TASK BRIEF:
Output the full listing below exactly, without the pictures.

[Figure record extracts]
======
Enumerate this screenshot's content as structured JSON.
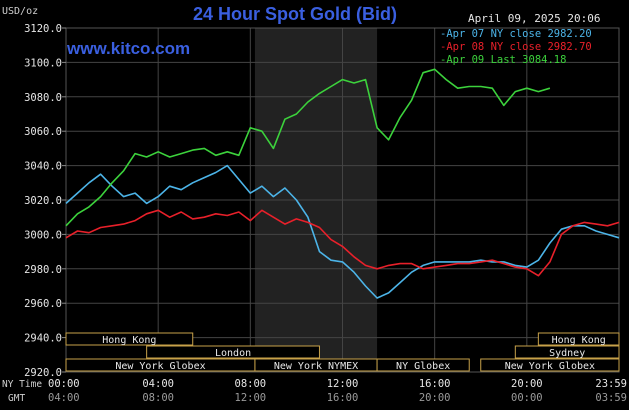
{
  "chart_data": {
    "type": "line",
    "title": "24 Hour Spot Gold (Bid)",
    "brand": "www.kitco.com",
    "units_label": "USD/oz",
    "datetime": "April 09, 2025 20:06",
    "ylim": [
      2920,
      3120
    ],
    "yticks": [
      "3120.0",
      "3100.0",
      "3080.0",
      "3060.0",
      "3040.0",
      "3020.0",
      "3000.0",
      "2980.0",
      "2960.0",
      "2940.0",
      "2920.0"
    ],
    "x_row_ny_label": "NY Time",
    "x_row_gmt_label": "GMT",
    "xticks_ny": [
      "00:00",
      "04:00",
      "08:00",
      "12:00",
      "16:00",
      "20:00",
      "23:59"
    ],
    "xticks_gmt": [
      "04:00",
      "08:00",
      "12:00",
      "16:00",
      "20:00",
      "00:00",
      "03:59"
    ],
    "grid": true,
    "shaded_session": {
      "label": "New York NYMEX",
      "start_hour": 8.2,
      "end_hour": 13.5
    },
    "legend_position": "top-right",
    "legend": [
      {
        "text": "-Apr 07 NY close 2982.20",
        "color": "#4cb4e8"
      },
      {
        "text": "-Apr 08 NY close 2982.70",
        "color": "#e8202a"
      },
      {
        "text": "-Apr 09 Last 3084.18",
        "color": "#3cd23c"
      }
    ],
    "sessions": [
      {
        "label": "Hong Kong",
        "row": 0,
        "start_hour": 0.0,
        "end_hour": 5.5
      },
      {
        "label": "Hong Kong",
        "row": 0,
        "start_hour": 20.5,
        "end_hour": 24.0
      },
      {
        "label": "London",
        "row": 1,
        "start_hour": 3.5,
        "end_hour": 11.0
      },
      {
        "label": "Sydney",
        "row": 1,
        "start_hour": 19.5,
        "end_hour": 24.0
      },
      {
        "label": "New York Globex",
        "row": 2,
        "start_hour": 0.0,
        "end_hour": 8.2
      },
      {
        "label": "New York NYMEX",
        "row": 2,
        "start_hour": 8.2,
        "end_hour": 13.5
      },
      {
        "label": "NY Globex",
        "row": 2,
        "start_hour": 13.5,
        "end_hour": 17.5
      },
      {
        "label": "New York Globex",
        "row": 2,
        "start_hour": 18.0,
        "end_hour": 24.0
      }
    ],
    "series": [
      {
        "name": "Apr 07",
        "color": "#4cb4e8",
        "x": [
          0,
          0.5,
          1,
          1.5,
          2,
          2.5,
          3,
          3.5,
          4,
          4.5,
          5,
          5.5,
          6,
          6.5,
          7,
          7.5,
          8,
          8.5,
          9,
          9.5,
          10,
          10.5,
          11,
          11.5,
          12,
          12.5,
          13,
          13.5,
          14,
          14.5,
          15,
          15.5,
          16,
          16.5,
          17,
          17.5,
          18,
          18.5,
          19,
          19.5,
          20,
          20.5,
          21,
          21.5,
          22,
          22.5,
          23,
          23.5,
          24
        ],
        "y": [
          3018,
          3024,
          3030,
          3035,
          3028,
          3022,
          3024,
          3018,
          3022,
          3028,
          3026,
          3030,
          3033,
          3036,
          3040,
          3032,
          3024,
          3028,
          3022,
          3027,
          3020,
          3010,
          2990,
          2985,
          2984,
          2978,
          2970,
          2963,
          2966,
          2972,
          2978,
          2982,
          2984,
          2984,
          2984,
          2984,
          2985,
          2984,
          2984,
          2982,
          2981,
          2985,
          2995,
          3003,
          3005,
          3005,
          3002,
          3000,
          2998
        ]
      },
      {
        "name": "Apr 08",
        "color": "#e8202a",
        "x": [
          0,
          0.5,
          1,
          1.5,
          2,
          2.5,
          3,
          3.5,
          4,
          4.5,
          5,
          5.5,
          6,
          6.5,
          7,
          7.5,
          8,
          8.5,
          9,
          9.5,
          10,
          10.5,
          11,
          11.5,
          12,
          12.5,
          13,
          13.5,
          14,
          14.5,
          15,
          15.5,
          16,
          16.5,
          17,
          17.5,
          18,
          18.5,
          19,
          19.5,
          20,
          20.5,
          21,
          21.5,
          22,
          22.5,
          23,
          23.5,
          24
        ],
        "y": [
          2998,
          3002,
          3001,
          3004,
          3005,
          3006,
          3008,
          3012,
          3014,
          3010,
          3013,
          3009,
          3010,
          3012,
          3011,
          3013,
          3008,
          3014,
          3010,
          3006,
          3009,
          3007,
          3004,
          2997,
          2993,
          2987,
          2982,
          2980,
          2982,
          2983,
          2983,
          2980,
          2981,
          2982,
          2983,
          2983,
          2984,
          2985,
          2983,
          2981,
          2980,
          2976,
          2984,
          3000,
          3005,
          3007,
          3006,
          3005,
          3007
        ]
      },
      {
        "name": "Apr 09",
        "color": "#3cd23c",
        "x": [
          0,
          0.5,
          1,
          1.5,
          2,
          2.5,
          3,
          3.5,
          4,
          4.5,
          5,
          5.5,
          6,
          6.5,
          7,
          7.5,
          8,
          8.5,
          9,
          9.5,
          10,
          10.5,
          11,
          11.5,
          12,
          12.5,
          13,
          13.5,
          14,
          14.5,
          15,
          15.5,
          16,
          16.5,
          17,
          17.5,
          18,
          18.5,
          19,
          19.5,
          20,
          20.5,
          21
        ],
        "y": [
          3005,
          3012,
          3016,
          3022,
          3030,
          3037,
          3047,
          3045,
          3048,
          3045,
          3047,
          3049,
          3050,
          3046,
          3048,
          3046,
          3062,
          3060,
          3050,
          3067,
          3070,
          3077,
          3082,
          3086,
          3090,
          3088,
          3090,
          3062,
          3055,
          3068,
          3078,
          3094,
          3096,
          3090,
          3085,
          3086,
          3086,
          3085,
          3075,
          3083,
          3085,
          3083,
          3085
        ]
      }
    ]
  }
}
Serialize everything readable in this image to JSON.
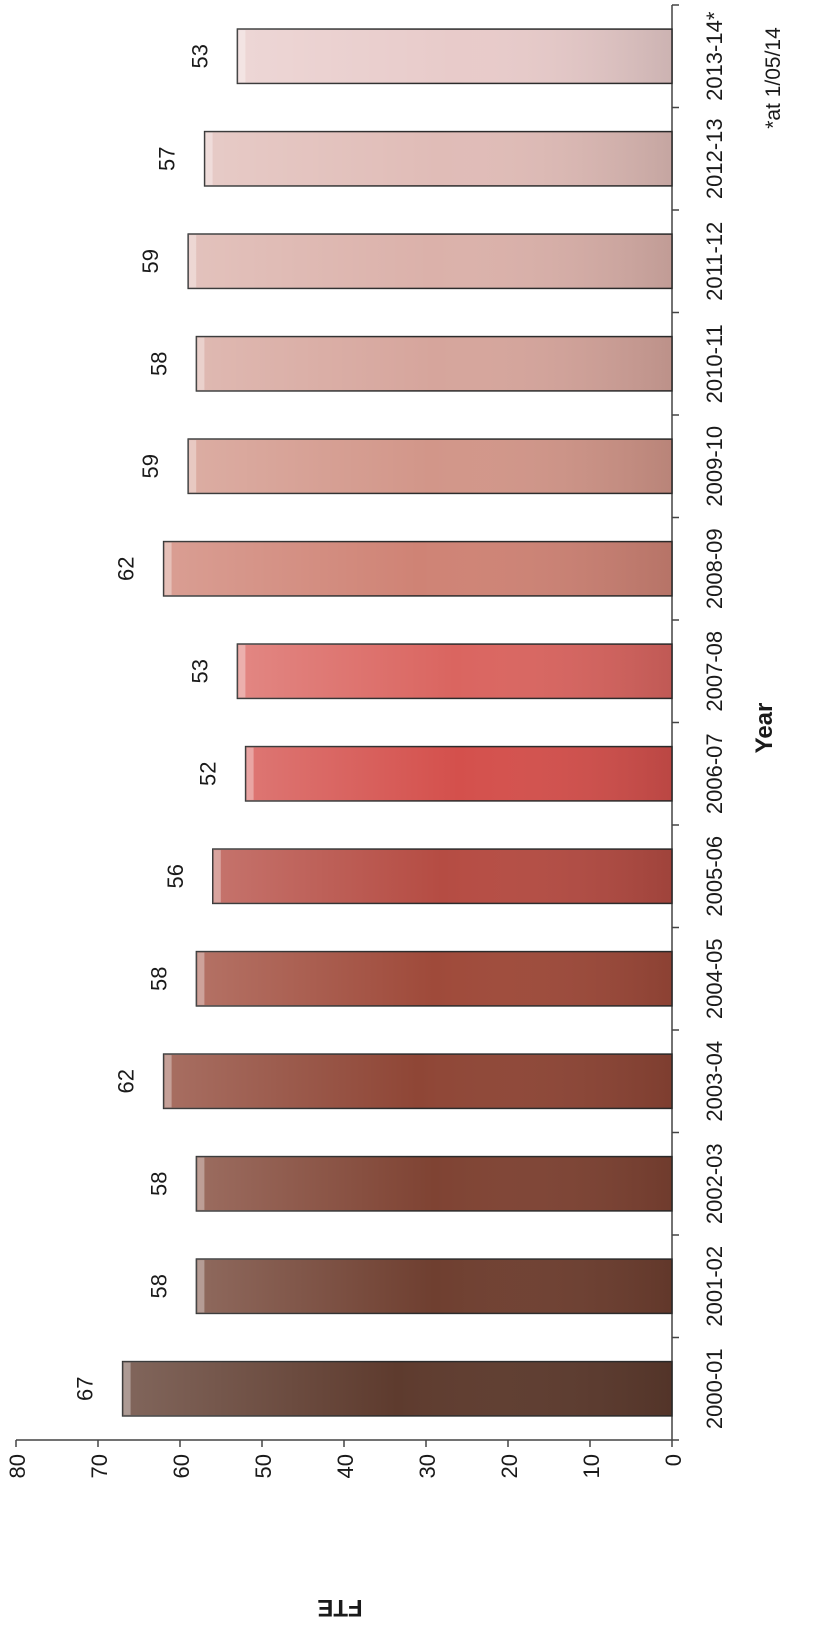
{
  "chart_data": {
    "type": "bar",
    "orientation": "horizontal",
    "title": "",
    "xlabel": "FTE",
    "ylabel": "Year",
    "xlim": [
      0,
      80
    ],
    "x_ticks": [
      0,
      10,
      20,
      30,
      40,
      50,
      60,
      70,
      80
    ],
    "grid": false,
    "legend": "none",
    "categories": [
      "2000-01",
      "2001-02",
      "2002-03",
      "2003-04",
      "2004-05",
      "2005-06",
      "2006-07",
      "2007-08",
      "2008-09",
      "2009-10",
      "2010-11",
      "2011-12",
      "2012-13",
      "2013-14*"
    ],
    "values": [
      67,
      58,
      58,
      62,
      58,
      56,
      52,
      53,
      62,
      59,
      58,
      59,
      57,
      53
    ],
    "bar_colors": [
      "#5e3b2e",
      "#6f3f30",
      "#7f4333",
      "#8f4636",
      "#9f4a3a",
      "#b54c43",
      "#d4504c",
      "#da6560",
      "#cf8375",
      "#d29689",
      "#d6a59c",
      "#dbb1aa",
      "#e0bcb7",
      "#e8cbca"
    ],
    "footnote": "*at 1/05/14"
  }
}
======
EXERCISE RESPONSE:
Enumerate this screenshot's content as structured JSON.
{
  "chart_data": {
    "type": "line",
    "title": "24 Hour Spot Gold (Bid)",
    "brand": "www.kitco.com",
    "units_label": "USD/oz",
    "datetime": "April 09, 2025 20:06",
    "ylim": [
      2920,
      3120
    ],
    "yticks": [
      "3120.0",
      "3100.0",
      "3080.0",
      "3060.0",
      "3040.0",
      "3020.0",
      "3000.0",
      "2980.0",
      "2960.0",
      "2940.0",
      "2920.0"
    ],
    "x_row_ny_label": "NY Time",
    "x_row_gmt_label": "GMT",
    "xticks_ny": [
      "00:00",
      "04:00",
      "08:00",
      "12:00",
      "16:00",
      "20:00",
      "23:59"
    ],
    "xticks_gmt": [
      "04:00",
      "08:00",
      "12:00",
      "16:00",
      "20:00",
      "00:00",
      "03:59"
    ],
    "grid": true,
    "shaded_session": {
      "label": "New York NYMEX",
      "start_hour": 8.2,
      "end_hour": 13.5
    },
    "legend_position": "top-right",
    "legend": [
      {
        "text": "-Apr 07 NY close 2982.20",
        "color": "#4cb4e8"
      },
      {
        "text": "-Apr 08 NY close 2982.70",
        "color": "#e8202a"
      },
      {
        "text": "-Apr 09 Last 3084.18",
        "color": "#3cd23c"
      }
    ],
    "sessions": [
      {
        "label": "Hong Kong",
        "row": 0,
        "start_hour": 0.0,
        "end_hour": 5.5
      },
      {
        "label": "Hong Kong",
        "row": 0,
        "start_hour": 20.5,
        "end_hour": 24.0
      },
      {
        "label": "London",
        "row": 1,
        "start_hour": 3.5,
        "end_hour": 11.0
      },
      {
        "label": "Sydney",
        "row": 1,
        "start_hour": 19.5,
        "end_hour": 24.0
      },
      {
        "label": "New York Globex",
        "row": 2,
        "start_hour": 0.0,
        "end_hour": 8.2
      },
      {
        "label": "New York NYMEX",
        "row": 2,
        "start_hour": 8.2,
        "end_hour": 13.5
      },
      {
        "label": "NY Globex",
        "row": 2,
        "start_hour": 13.5,
        "end_hour": 17.5
      },
      {
        "label": "New York Globex",
        "row": 2,
        "start_hour": 18.0,
        "end_hour": 24.0
      }
    ],
    "series": [
      {
        "name": "Apr 07",
        "color": "#4cb4e8",
        "x": [
          0,
          0.5,
          1,
          1.5,
          2,
          2.5,
          3,
          3.5,
          4,
          4.5,
          5,
          5.5,
          6,
          6.5,
          7,
          7.5,
          8,
          8.5,
          9,
          9.5,
          10,
          10.5,
          11,
          11.5,
          12,
          12.5,
          13,
          13.5,
          14,
          14.5,
          15,
          15.5,
          16,
          16.5,
          17,
          17.5,
          18,
          18.5,
          19,
          19.5,
          20,
          20.5,
          21,
          21.5,
          22,
          22.5,
          23,
          23.5,
          24
        ],
        "y": [
          3018,
          3024,
          3030,
          3035,
          3028,
          3022,
          3024,
          3018,
          3022,
          3028,
          3026,
          3030,
          3033,
          3036,
          3040,
          3032,
          3024,
          3028,
          3022,
          3027,
          3020,
          3010,
          2990,
          2985,
          2984,
          2978,
          2970,
          2963,
          2966,
          2972,
          2978,
          2982,
          2984,
          2984,
          2984,
          2984,
          2985,
          2984,
          2984,
          2982,
          2981,
          2985,
          2995,
          3003,
          3005,
          3005,
          3002,
          3000,
          2998
        ]
      },
      {
        "name": "Apr 08",
        "color": "#e8202a",
        "x": [
          0,
          0.5,
          1,
          1.5,
          2,
          2.5,
          3,
          3.5,
          4,
          4.5,
          5,
          5.5,
          6,
          6.5,
          7,
          7.5,
          8,
          8.5,
          9,
          9.5,
          10,
          10.5,
          11,
          11.5,
          12,
          12.5,
          13,
          13.5,
          14,
          14.5,
          15,
          15.5,
          16,
          16.5,
          17,
          17.5,
          18,
          18.5,
          19,
          19.5,
          20,
          20.5,
          21,
          21.5,
          22,
          22.5,
          23,
          23.5,
          24
        ],
        "y": [
          2998,
          3002,
          3001,
          3004,
          3005,
          3006,
          3008,
          3012,
          3014,
          3010,
          3013,
          3009,
          3010,
          3012,
          3011,
          3013,
          3008,
          3014,
          3010,
          3006,
          3009,
          3007,
          3004,
          2997,
          2993,
          2987,
          2982,
          2980,
          2982,
          2983,
          2983,
          2980,
          2981,
          2982,
          2983,
          2983,
          2984,
          2985,
          2983,
          2981,
          2980,
          2976,
          2984,
          3000,
          3005,
          3007,
          3006,
          3005,
          3007
        ]
      },
      {
        "name": "Apr 09",
        "color": "#3cd23c",
        "x": [
          0,
          0.5,
          1,
          1.5,
          2,
          2.5,
          3,
          3.5,
          4,
          4.5,
          5,
          5.5,
          6,
          6.5,
          7,
          7.5,
          8,
          8.5,
          9,
          9.5,
          10,
          10.5,
          11,
          11.5,
          12,
          12.5,
          13,
          13.5,
          14,
          14.5,
          15,
          15.5,
          16,
          16.5,
          17,
          17.5,
          18,
          18.5,
          19,
          19.5,
          20,
          20.5,
          21
        ],
        "y": [
          3005,
          3012,
          3016,
          3022,
          3030,
          3037,
          3047,
          3045,
          3048,
          3045,
          3047,
          3049,
          3050,
          3046,
          3048,
          3046,
          3062,
          3060,
          3050,
          3067,
          3070,
          3077,
          3082,
          3086,
          3090,
          3088,
          3090,
          3062,
          3055,
          3068,
          3078,
          3094,
          3096,
          3090,
          3085,
          3086,
          3086,
          3085,
          3075,
          3083,
          3085,
          3083,
          3085
        ]
      }
    ]
  }
}
Serialize everything readable in this image to JSON.
{
  "chart_data": {
    "type": "bar",
    "orientation": "horizontal",
    "title": "",
    "xlabel": "FTE",
    "ylabel": "Year",
    "xlim": [
      0,
      80
    ],
    "x_ticks": [
      0,
      10,
      20,
      30,
      40,
      50,
      60,
      70,
      80
    ],
    "grid": false,
    "legend": "none",
    "categories": [
      "2000-01",
      "2001-02",
      "2002-03",
      "2003-04",
      "2004-05",
      "2005-06",
      "2006-07",
      "2007-08",
      "2008-09",
      "2009-10",
      "2010-11",
      "2011-12",
      "2012-13",
      "2013-14*"
    ],
    "values": [
      67,
      58,
      58,
      62,
      58,
      56,
      52,
      53,
      62,
      59,
      58,
      59,
      57,
      53
    ],
    "bar_colors": [
      "#5e3b2e",
      "#6f3f30",
      "#7f4333",
      "#8f4636",
      "#9f4a3a",
      "#b54c43",
      "#d4504c",
      "#da6560",
      "#cf8375",
      "#d29689",
      "#d6a59c",
      "#dbb1aa",
      "#e0bcb7",
      "#e8cbca"
    ],
    "footnote": "*at 1/05/14"
  }
}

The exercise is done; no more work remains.